__Provided records__:
---+---

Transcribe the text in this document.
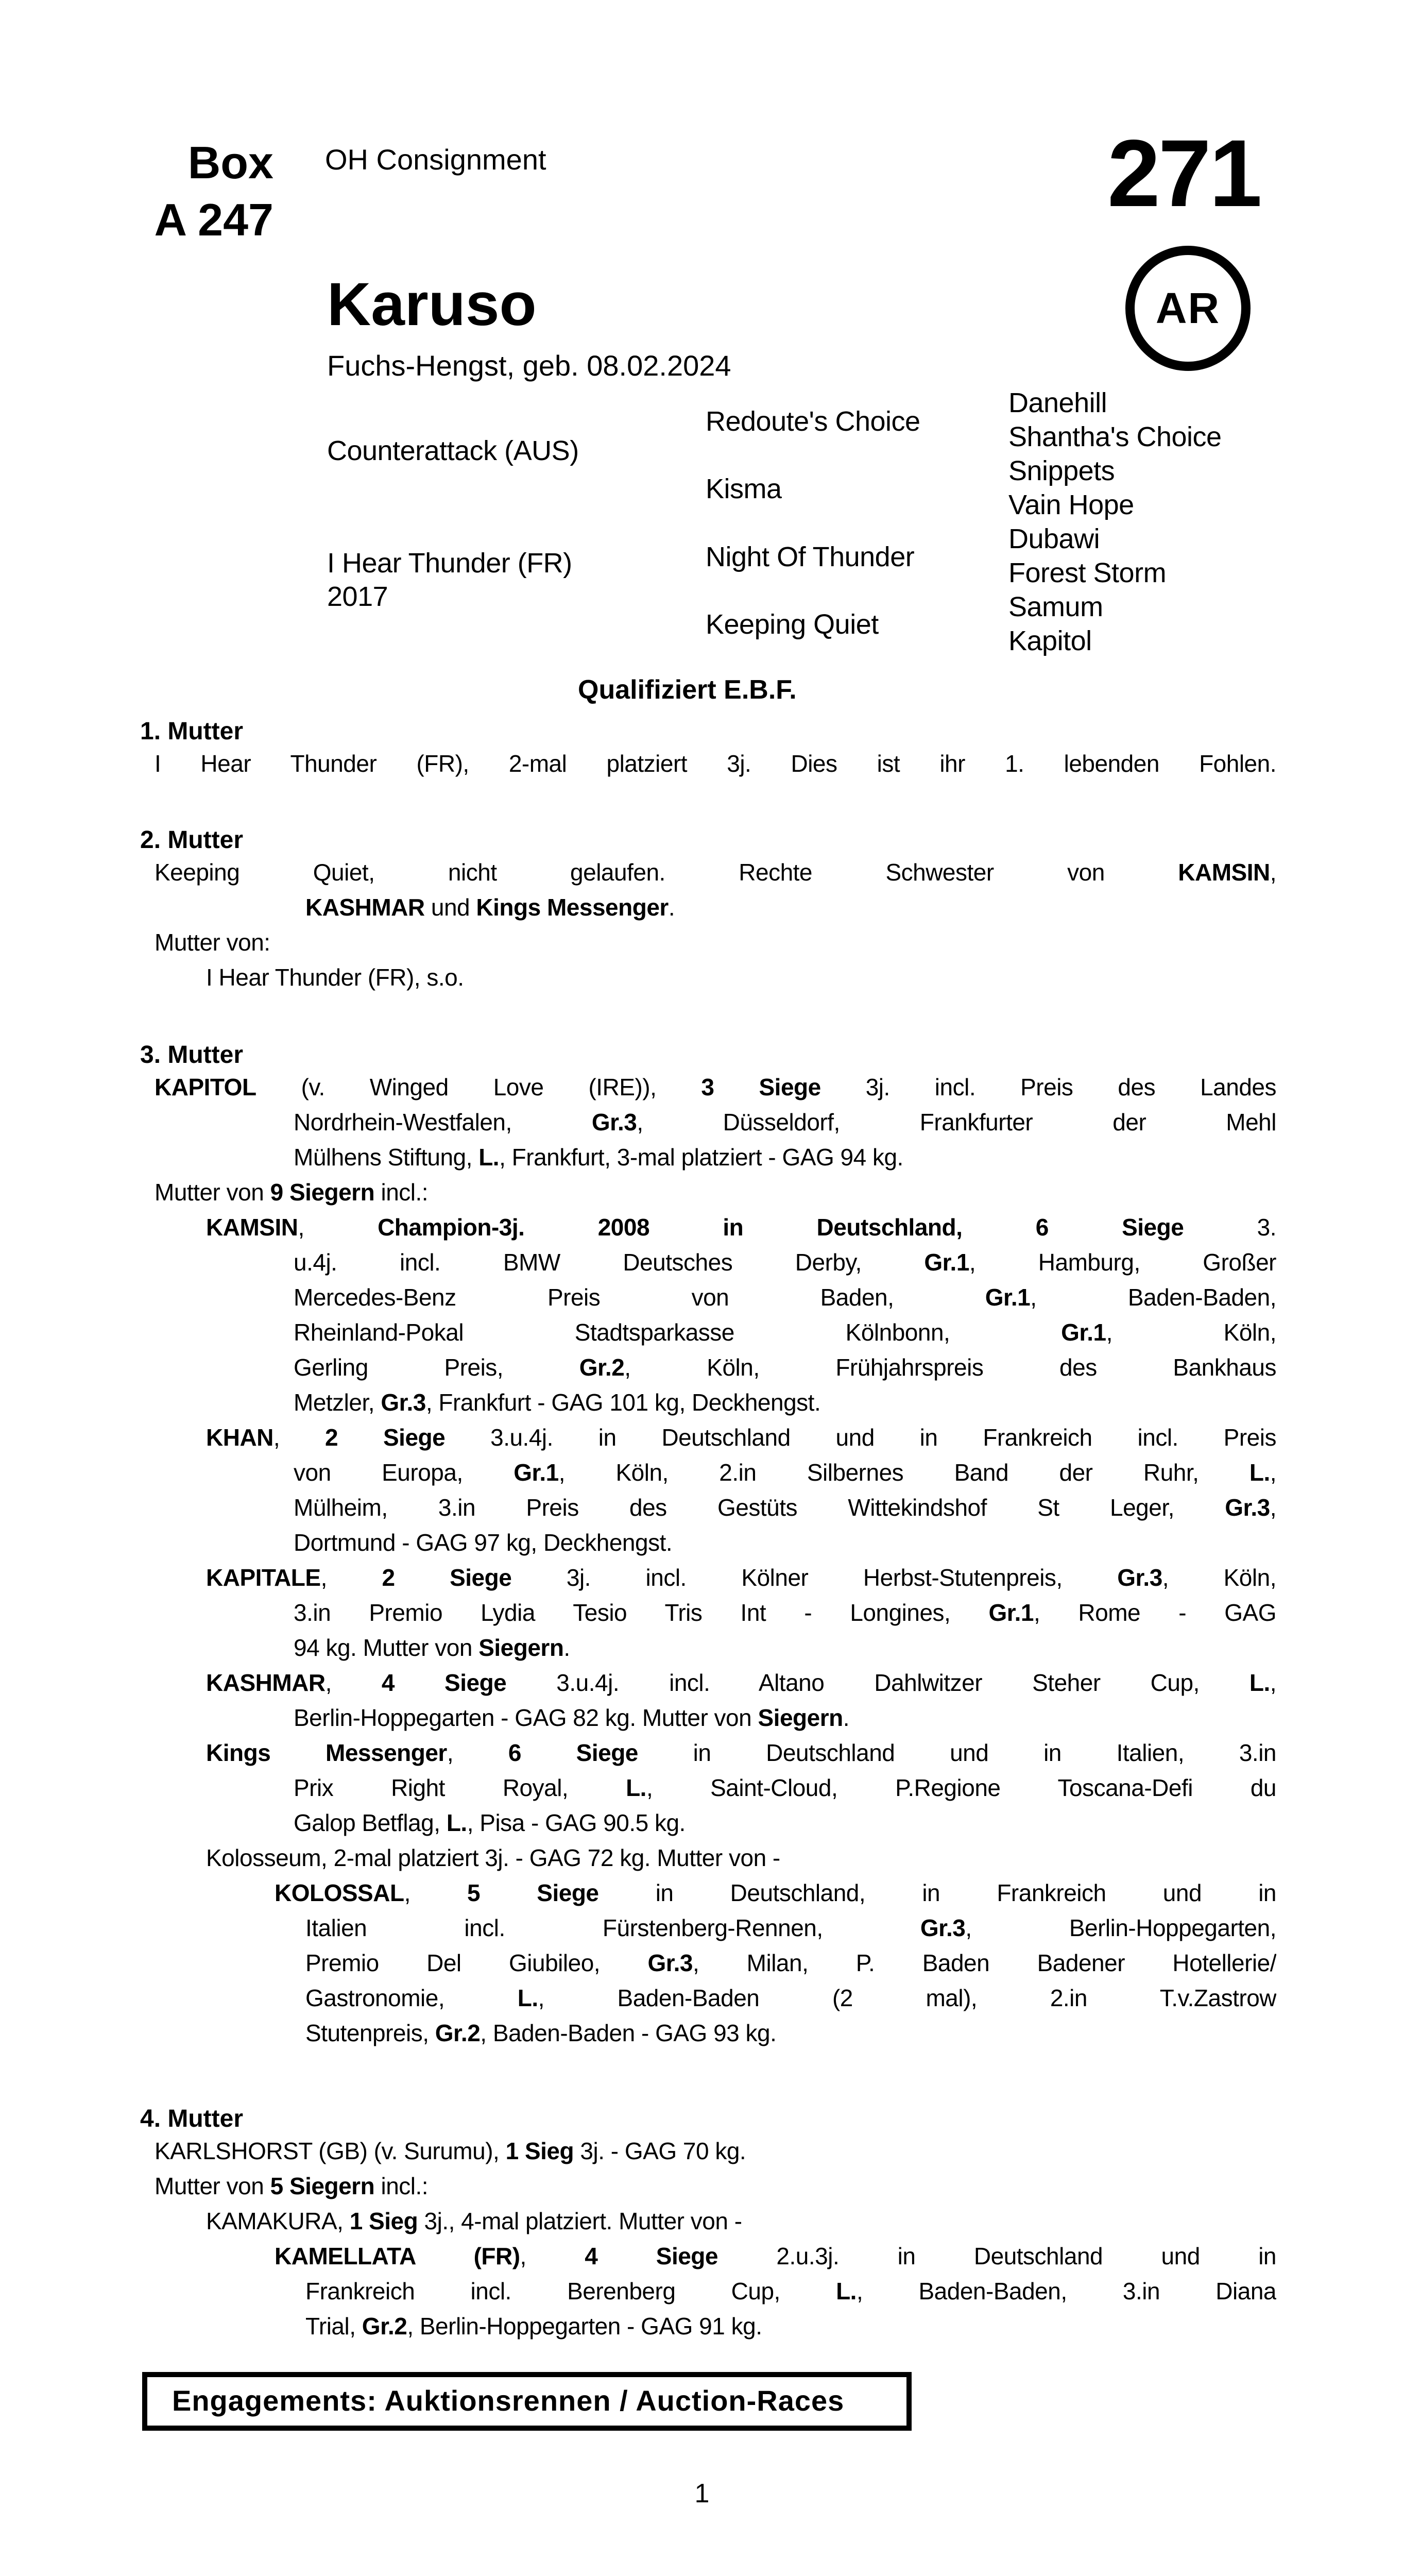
Box
A 247
OH Consignment	271
AR
Karuso
Fuchs-Hengst, geb. 08.02.2024
Counterattack (AUS)
I Hear Thunder (FR)
2017
Redoute's Choice
Kisma
Night Of Thunder
Keeping Quiet
Danehill
Shantha's Choice
Snippets
Vain Hope
Dubawi
Forest Storm
Samum
Kapitol
Qualifiziert E.B.F.
1. Mutter
I Hear Thunder (FR), 2-mal platziert 3j. Dies ist ihr 1. lebenden Fohlen.
2. Mutter
Keeping Quiet, nicht gelaufen. Rechte Schwester von KAMSIN,
KASHMAR und Kings Messenger.
Mutter von:
I Hear Thunder (FR), s.o.
3. Mutter
KAPITOL (v. Winged Love (IRE)), 3 Siege 3j. incl. Preis des Landes
Nordrhein-Westfalen, Gr.3, Düsseldorf, Frankfurter der Mehl
Mülhens Stiftung, L., Frankfurt, 3-mal platziert - GAG 94 kg.
Mutter von 9 Siegern incl.:
KAMSIN, Champion-3j. 2008 in Deutschland, 6 Siege 3.
u.4j. incl. BMW Deutsches Derby, Gr.1, Hamburg, Großer
Mercedes-Benz Preis von Baden, Gr.1, Baden-Baden,
Rheinland-Pokal Stadtsparkasse Kölnbonn, Gr.1, Köln,
Gerling Preis, Gr.2, Köln, Frühjahrspreis des Bankhaus
Metzler, Gr.3, Frankfurt - GAG 101 kg, Deckhengst.
KHAN, 2 Siege 3.u.4j. in Deutschland und in Frankreich incl. Preis
von Europa, Gr.1, Köln, 2.in Silbernes Band der Ruhr, L.,
Mülheim, 3.in Preis des Gestüts Wittekindshof St Leger, Gr.3,
Dortmund - GAG 97 kg, Deckhengst.
KAPITALE, 2 Siege 3j. incl. Kölner Herbst-Stutenpreis, Gr.3, Köln,
3.in Premio Lydia Tesio Tris Int - Longines, Gr.1, Rome - GAG
94 kg. Mutter von Siegern.
KASHMAR, 4 Siege 3.u.4j. incl. Altano Dahlwitzer Steher Cup, L.,
Berlin-Hoppegarten - GAG 82 kg. Mutter von Siegern.
Kings Messenger, 6 Siege in Deutschland und in Italien, 3.in
Prix Right Royal, L., Saint-Cloud, P.Regione Toscana-Defi du
Galop Betflag, L., Pisa - GAG 90.5 kg.
Kolosseum, 2-mal platziert 3j. - GAG 72 kg. Mutter von -
KOLOSSAL, 5 Siege in Deutschland, in Frankreich und in
Italien incl. Fürstenberg-Rennen, Gr.3, Berlin-Hoppegarten,
Premio Del Giubileo, Gr.3, Milan, P. Baden Badener Hotellerie/
Gastronomie, L., Baden-Baden (2 mal), 2.in T.v.Zastrow
Stutenpreis, Gr.2, Baden-Baden - GAG 93 kg.
4. Mutter
KARLSHORST (GB) (v. Surumu), 1 Sieg 3j. - GAG 70 kg.
Mutter von 5 Siegern incl.:
KAMAKURA, 1 Sieg 3j., 4-mal platziert. Mutter von -
KAMELLATA (FR), 4 Siege 2.u.3j. in Deutschland und in
Frankreich incl. Berenberg Cup, L., Baden-Baden, 3.in Diana
Trial, Gr.2, Berlin-Hoppegarten - GAG 91 kg.
Engagements: Auktionsrennen / Auction-Races
1
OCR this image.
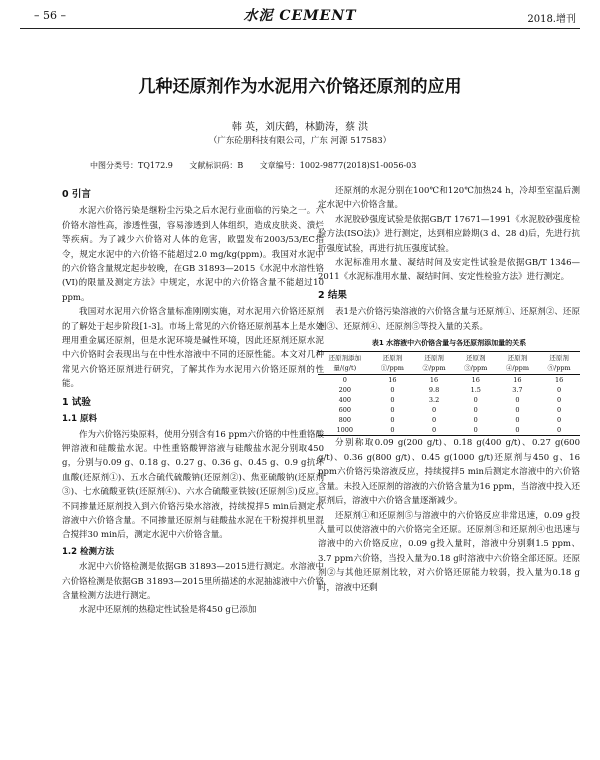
– 56 –	水泥 CEMENT	2018.增刊
几种还原剂作为水泥用六价铬还原剂的应用
韩 英，刘庆鹤，林勤涛，蔡 洪
（广东砼朋科技有限公司，广东 河源 517583）
中图分类号：TQ172.9 文献标识码：B 文章编号：1002-9877(2018)S1-0056-03
0 引言

水泥六价铬污染是继粉尘污染之后水泥行业面临的污染之一。六价铬水溶性高，渗透性强，容易渗透到人体组织，造成皮肤炎、溃烂等疾病。为了减少六价铬对人体的危害，欧盟发布2003/53/EC指令，规定水泥中的六价铬不能超过2.0 mg/kg(ppm)。我国对水泥中的六价铬含量规定起步较晚，在GB 31893—2015《水泥中水溶性铬(VI)的限量及测定方法》中规定，水泥中的六价铬含量不能超过10 ppm。

我国对水泥用六价铬含量标准刚刚实施，对水泥用六价铬还原剂的了解处于起步阶段[1-3]。市场上常见的六价铬还原剂基本上是水处理用重金属还原剂，但是水泥环境是碱性环境，因此还原剂还原水泥中六价铬时会表现出与在中性水溶液中不同的还原性能。本文对几种常见六价铬还原剂进行研究，了解其作为水泥用六价铬还原剂的性能。

1 试验
1.1 原料

作为六价铬污染原料，使用分别含有16 ppm六价铬的中性重铬酸钾溶液和硅酸盐水泥。中性重铬酸钾溶液与硅酸盐水泥分别取450 g，分别与0.09 g、0.18 g、0.27 g、0.36 g、0.45 g、0.9 g抗坏血酸(还原剂①)、五水合硫代硫酸钠(还原剂②)、焦亚硫酸钠(还原剂③)、七水硫酸亚铁(还原剂④)、六水合硫酸亚铁铵(还原剂⑤)反应。不同掺量还原剂投入到六价铬污染水溶液，持续搅拌5 min后测定水溶液中六价铬含量。不同掺量还原剂与硅酸盐水泥在干粉搅拌机里混合搅拌30 min后，测定水泥中六价铬含量。

1.2 检测方法

水泥中六价铬检测是依据GB 31893—2015进行测定。水溶液中六价铬检测是依据GB 31893—2015里所描述的水泥抽滤液中六价铬含量检测方法进行测定。

水泥中还原剂的热稳定性试验是将450 g已添加

还原剂的水泥分别在100℃和120℃加热24 h，冷却至室温后测定水泥中六价铬含量。

水泥胶砂强度试验是依据GB/T 17671—1991《水泥胶砂强度检验方法(ISO法)》进行测定，达到相应龄期(3 d、28 d)后，先进行抗折强度试验，再进行抗压强度试验。

水泥标准用水量、凝结时间及安定性试验是依据GB/T 1346—2011《水泥标准用水量、凝结时间、安定性检验方法》进行测定。

2 结果

表1是六价铬污染溶液的六价铬含量与还原剂①、还原剂②、还原剂③、还原剂④、还原剂⑤等投入量的关系。

表1 水溶液中六价铬含量与各还原剂添加量的关系
还原剂添加量/(g/t)	还原剂①/ppm	还原剂②/ppm	还原剂③/ppm	还原剂④/ppm	还原剂⑤/ppm
0	16	16	16	16	16
200	0	9.8	1.5	3.7	0
400	0	3.2	0	0	0
600	0	0	0	0	0
800	0	0	0	0	0
1000	0	0	0	0	0

分别称取0.09 g(200 g/t)、0.18 g(400 g/t)、0.27 g(600 g/t)、0.36 g(800 g/t)、0.45 g(1000 g/t)还原剂与450 g、16 ppm六价铬污染溶液反应，持续搅拌5 min后测定水溶液中的六价铬含量。未投入还原剂的溶液的六价铬含量为16 ppm，当溶液中投入还原剂后，溶液中六价铬含量逐渐减少。

还原剂①和还原剂⑤与溶液中的六价铬反应非常迅速，0.09 g投入量可以使溶液中的六价铬完全还原。还原剂③和还原剂④也迅速与溶液中的六价铬反应，0.09 g投入量时，溶液中分别剩1.5 ppm、3.7 ppm六价铬，当投入量为0.18 g时溶液中六价铬全部还原。还原剂②与其他还原剂比较，对六价铬还原能力较弱，投入量为0.18 g时，溶液中还剩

---+---

Take the listing above and restate it word for word, without its pictures.

Transcribe the text in this document.
Box
A 247
OH Consignment	271
AR
Karuso
Fuchs-Hengst, geb. 08.02.2024
Counterattack (AUS)
I Hear Thunder (FR)
2017
Redoute's Choice
Kisma
Night Of Thunder
Keeping Quiet
Danehill
Shantha's Choice
Snippets
Vain Hope
Dubawi
Forest Storm
Samum
Kapitol
Qualifiziert E.B.F.
1. Mutter
I Hear Thunder (FR), 2-mal platziert 3j. Dies ist ihr 1. lebenden Fohlen.
2. Mutter
Keeping Quiet, nicht gelaufen. Rechte Schwester von KAMSIN,
KASHMAR und Kings Messenger.
Mutter von:
I Hear Thunder (FR), s.o.
3. Mutter
KAPITOL (v. Winged Love (IRE)), 3 Siege 3j. incl. Preis des Landes
Nordrhein-Westfalen, Gr.3, Düsseldorf, Frankfurter der Mehl
Mülhens Stiftung, L., Frankfurt, 3-mal platziert - GAG 94 kg.
Mutter von 9 Siegern incl.:
KAMSIN, Champion-3j. 2008 in Deutschland, 6 Siege 3.
u.4j. incl. BMW Deutsches Derby, Gr.1, Hamburg, Großer
Mercedes-Benz Preis von Baden, Gr.1, Baden-Baden,
Rheinland-Pokal Stadtsparkasse Kölnbonn, Gr.1, Köln,
Gerling Preis, Gr.2, Köln, Frühjahrspreis des Bankhaus
Metzler, Gr.3, Frankfurt - GAG 101 kg, Deckhengst.
KHAN, 2 Siege 3.u.4j. in Deutschland und in Frankreich incl. Preis
von Europa, Gr.1, Köln, 2.in Silbernes Band der Ruhr, L.,
Mülheim, 3.in Preis des Gestüts Wittekindshof St Leger, Gr.3,
Dortmund - GAG 97 kg, Deckhengst.
KAPITALE, 2 Siege 3j. incl. Kölner Herbst-Stutenpreis, Gr.3, Köln,
3.in Premio Lydia Tesio Tris Int - Longines, Gr.1, Rome - GAG
94 kg. Mutter von Siegern.
KASHMAR, 4 Siege 3.u.4j. incl. Altano Dahlwitzer Steher Cup, L.,
Berlin-Hoppegarten - GAG 82 kg. Mutter von Siegern.
Kings Messenger, 6 Siege in Deutschland und in Italien, 3.in
Prix Right Royal, L., Saint-Cloud, P.Regione Toscana-Defi du
Galop Betflag, L., Pisa - GAG 90.5 kg.
Kolosseum, 2-mal platziert 3j. - GAG 72 kg. Mutter von -
KOLOSSAL, 5 Siege in Deutschland, in Frankreich und in
Italien incl. Fürstenberg-Rennen, Gr.3, Berlin-Hoppegarten,
Premio Del Giubileo, Gr.3, Milan, P. Baden Badener Hotellerie/
Gastronomie, L., Baden-Baden (2 mal), 2.in T.v.Zastrow
Stutenpreis, Gr.2, Baden-Baden - GAG 93 kg.
4. Mutter
KARLSHORST (GB) (v. Surumu), 1 Sieg 3j. - GAG 70 kg.
Mutter von 5 Siegern incl.:
KAMAKURA, 1 Sieg 3j., 4-mal platziert. Mutter von -
KAMELLATA (FR), 4 Siege 2.u.3j. in Deutschland und in
Frankreich incl. Berenberg Cup, L., Baden-Baden, 3.in Diana
Trial, Gr.2, Berlin-Hoppegarten - GAG 91 kg.
Engagements: Auktionsrennen / Auction-Races
1
OCR this image.
– 56 –	水泥 CEMENT	2018.增刊
几种还原剂作为水泥用六价铬还原剂的应用
韩 英，刘庆鹤，林勤涛，蔡 洪
（广东砼朋科技有限公司，广东 河源 517583）
中图分类号：TQ172.9 文献标识码：B 文章编号：1002-9877(2018)S1-0056-03
0 引言

水泥六价铬污染是继粉尘污染之后水泥行业面临的污染之一。六价铬水溶性高，渗透性强，容易渗透到人体组织，造成皮肤炎、溃烂等疾病。为了减少六价铬对人体的危害，欧盟发布2003/53/EC指令，规定水泥中的六价铬不能超过2.0 mg/kg(ppm)。我国对水泥中的六价铬含量规定起步较晚，在GB 31893—2015《水泥中水溶性铬(VI)的限量及测定方法》中规定，水泥中的六价铬含量不能超过10 ppm。

我国对水泥用六价铬含量标准刚刚实施，对水泥用六价铬还原剂的了解处于起步阶段[1-3]。市场上常见的六价铬还原剂基本上是水处理用重金属还原剂，但是水泥环境是碱性环境，因此还原剂还原水泥中六价铬时会表现出与在中性水溶液中不同的还原性能。本文对几种常见六价铬还原剂进行研究，了解其作为水泥用六价铬还原剂的性能。

1 试验
1.1 原料

作为六价铬污染原料，使用分别含有16 ppm六价铬的中性重铬酸钾溶液和硅酸盐水泥。中性重铬酸钾溶液与硅酸盐水泥分别取450 g，分别与0.09 g、0.18 g、0.27 g、0.36 g、0.45 g、0.9 g抗坏血酸(还原剂①)、五水合硫代硫酸钠(还原剂②)、焦亚硫酸钠(还原剂③)、七水硫酸亚铁(还原剂④)、六水合硫酸亚铁铵(还原剂⑤)反应。不同掺量还原剂投入到六价铬污染水溶液，持续搅拌5 min后测定水溶液中六价铬含量。不同掺量还原剂与硅酸盐水泥在干粉搅拌机里混合搅拌30 min后，测定水泥中六价铬含量。

1.2 检测方法

水泥中六价铬检测是依据GB 31893—2015进行测定。水溶液中六价铬检测是依据GB 31893—2015里所描述的水泥抽滤液中六价铬含量检测方法进行测定。

水泥中还原剂的热稳定性试验是将450 g已添加

还原剂的水泥分别在100℃和120℃加热24 h，冷却至室温后测定水泥中六价铬含量。

水泥胶砂强度试验是依据GB/T 17671—1991《水泥胶砂强度检验方法(ISO法)》进行测定，达到相应龄期(3 d、28 d)后，先进行抗折强度试验，再进行抗压强度试验。

水泥标准用水量、凝结时间及安定性试验是依据GB/T 1346—2011《水泥标准用水量、凝结时间、安定性检验方法》进行测定。

2 结果

表1是六价铬污染溶液的六价铬含量与还原剂①、还原剂②、还原剂③、还原剂④、还原剂⑤等投入量的关系。

表1 水溶液中六价铬含量与各还原剂添加量的关系
还原剂添加量/(g/t)	还原剂①/ppm	还原剂②/ppm	还原剂③/ppm	还原剂④/ppm	还原剂⑤/ppm
0	16	16	16	16	16
200	0	9.8	1.5	3.7	0
400	0	3.2	0	0	0
600	0	0	0	0	0
800	0	0	0	0	0
1000	0	0	0	0	0

分别称取0.09 g(200 g/t)、0.18 g(400 g/t)、0.27 g(600 g/t)、0.36 g(800 g/t)、0.45 g(1000 g/t)还原剂与450 g、16 ppm六价铬污染溶液反应，持续搅拌5 min后测定水溶液中的六价铬含量。未投入还原剂的溶液的六价铬含量为16 ppm，当溶液中投入还原剂后，溶液中六价铬含量逐渐减少。

还原剂①和还原剂⑤与溶液中的六价铬反应非常迅速，0.09 g投入量可以使溶液中的六价铬完全还原。还原剂③和还原剂④也迅速与溶液中的六价铬反应，0.09 g投入量时，溶液中分别剩1.5 ppm、3.7 ppm六价铬，当投入量为0.18 g时溶液中六价铬全部还原。还原剂②与其他还原剂比较，对六价铬还原能力较弱，投入量为0.18 g时，溶液中还剩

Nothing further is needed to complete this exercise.